[Records from a data collection]
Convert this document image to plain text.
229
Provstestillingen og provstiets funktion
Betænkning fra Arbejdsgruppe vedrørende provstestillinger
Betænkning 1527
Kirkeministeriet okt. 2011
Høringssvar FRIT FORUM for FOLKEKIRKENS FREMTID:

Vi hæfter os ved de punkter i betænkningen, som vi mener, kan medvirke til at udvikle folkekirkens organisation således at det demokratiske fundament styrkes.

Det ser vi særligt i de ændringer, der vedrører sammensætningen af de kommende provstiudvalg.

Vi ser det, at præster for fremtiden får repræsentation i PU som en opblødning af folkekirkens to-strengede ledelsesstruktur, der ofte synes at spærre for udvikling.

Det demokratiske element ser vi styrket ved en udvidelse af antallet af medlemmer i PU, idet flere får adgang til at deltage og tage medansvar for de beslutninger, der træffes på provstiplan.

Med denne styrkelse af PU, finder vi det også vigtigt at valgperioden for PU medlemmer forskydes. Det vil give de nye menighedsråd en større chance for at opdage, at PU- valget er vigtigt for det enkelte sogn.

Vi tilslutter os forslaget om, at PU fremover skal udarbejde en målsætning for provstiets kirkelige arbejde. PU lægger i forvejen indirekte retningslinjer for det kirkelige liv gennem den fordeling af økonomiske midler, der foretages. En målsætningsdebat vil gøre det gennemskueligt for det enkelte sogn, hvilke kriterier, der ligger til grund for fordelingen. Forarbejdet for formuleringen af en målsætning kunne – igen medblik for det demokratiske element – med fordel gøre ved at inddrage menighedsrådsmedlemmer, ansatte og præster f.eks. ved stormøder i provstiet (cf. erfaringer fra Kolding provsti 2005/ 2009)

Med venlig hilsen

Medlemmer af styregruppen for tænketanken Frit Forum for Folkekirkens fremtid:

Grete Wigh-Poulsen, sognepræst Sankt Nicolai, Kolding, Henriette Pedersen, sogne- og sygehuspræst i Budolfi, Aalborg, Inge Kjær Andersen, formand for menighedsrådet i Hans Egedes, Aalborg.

__Short exercise__: Your task is to output all of the data above word for word.

__Answer for this exercise__:
Convert this document image to plain text.
229
Provstestillingen og provstiets funktion
Betænkning fra Arbejdsgruppe vedrørende provstestillinger
Betænkning 1527
Kirkeministeriet okt. 2011
Høringssvar FRIT FORUM for FOLKEKIRKENS FREMTID:

Vi hæfter os ved de punkter i betænkningen, som vi mener, kan medvirke til at udvikle folkekirkens organisation således at det demokratiske fundament styrkes.

Det ser vi særligt i de ændringer, der vedrører sammensætningen af de kommende provstiudvalg.

Vi ser det, at præster for fremtiden får repræsentation i PU som en opblødning af folkekirkens to-strengede ledelsesstruktur, der ofte synes at spærre for udvikling.

Det demokratiske element ser vi styrket ved en udvidelse af antallet af medlemmer i PU, idet flere får adgang til at deltage og tage medansvar for de beslutninger, der træffes på provstiplan.

Med denne styrkelse af PU, finder vi det også vigtigt at valgperioden for PU medlemmer forskydes. Det vil give de nye menighedsråd en større chance for at opdage, at PU- valget er vigtigt for det enkelte sogn.

Vi tilslutter os forslaget om, at PU fremover skal udarbejde en målsætning for provstiets kirkelige arbejde. PU lægger i forvejen indirekte retningslinjer for det kirkelige liv gennem den fordeling af økonomiske midler, der foretages. En målsætningsdebat vil gøre det gennemskueligt for det enkelte sogn, hvilke kriterier, der ligger til grund for fordelingen. Forarbejdet for formuleringen af en målsætning kunne – igen medblik for det demokratiske element – med fordel gøre ved at inddrage menighedsrådsmedlemmer, ansatte og præster f.eks. ved stormøder i provstiet (cf. erfaringer fra Kolding provsti 2005/ 2009)

Med venlig hilsen

Medlemmer af styregruppen for tænketanken Frit Forum for Folkekirkens fremtid:

Grete Wigh-Poulsen, sognepræst Sankt Nicolai, Kolding, Henriette Pedersen, sogne- og sygehuspræst i Budolfi, Aalborg, Inge Kjær Andersen, formand for menighedsrådet i Hans Egedes, Aalborg.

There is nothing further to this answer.